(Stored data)
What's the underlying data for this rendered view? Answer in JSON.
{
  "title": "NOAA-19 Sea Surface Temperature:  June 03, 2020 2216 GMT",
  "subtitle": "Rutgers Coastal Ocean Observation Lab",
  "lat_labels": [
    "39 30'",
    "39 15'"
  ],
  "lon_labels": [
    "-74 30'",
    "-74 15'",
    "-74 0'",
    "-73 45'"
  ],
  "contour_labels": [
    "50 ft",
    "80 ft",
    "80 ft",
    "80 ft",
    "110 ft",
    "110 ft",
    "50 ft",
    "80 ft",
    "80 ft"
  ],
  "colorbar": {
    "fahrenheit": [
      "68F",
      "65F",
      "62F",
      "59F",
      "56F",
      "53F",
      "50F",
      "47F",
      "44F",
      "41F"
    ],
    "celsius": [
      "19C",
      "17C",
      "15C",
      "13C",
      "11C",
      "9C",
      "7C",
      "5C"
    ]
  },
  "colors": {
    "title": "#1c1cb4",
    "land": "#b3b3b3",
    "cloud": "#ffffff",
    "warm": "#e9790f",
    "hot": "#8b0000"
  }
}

> DO THIS
Extract every record. Keep wording exact.

> TASK ANSWER
What's the underlying data for this rendered view? Answer in JSON.
{
  "title": "NOAA-19 Sea Surface Temperature:  June 03, 2020 2216 GMT",
  "subtitle": "Rutgers Coastal Ocean Observation Lab",
  "lat_labels": [
    "39 30'",
    "39 15'"
  ],
  "lon_labels": [
    "-74 30'",
    "-74 15'",
    "-74 0'",
    "-73 45'"
  ],
  "contour_labels": [
    "50 ft",
    "80 ft",
    "80 ft",
    "80 ft",
    "110 ft",
    "110 ft",
    "50 ft",
    "80 ft",
    "80 ft"
  ],
  "colorbar": {
    "fahrenheit": [
      "68F",
      "65F",
      "62F",
      "59F",
      "56F",
      "53F",
      "50F",
      "47F",
      "44F",
      "41F"
    ],
    "celsius": [
      "19C",
      "17C",
      "15C",
      "13C",
      "11C",
      "9C",
      "7C",
      "5C"
    ]
  },
  "colors": {
    "title": "#1c1cb4",
    "land": "#b3b3b3",
    "cloud": "#ffffff",
    "warm": "#e9790f",
    "hot": "#8b0000"
  }
}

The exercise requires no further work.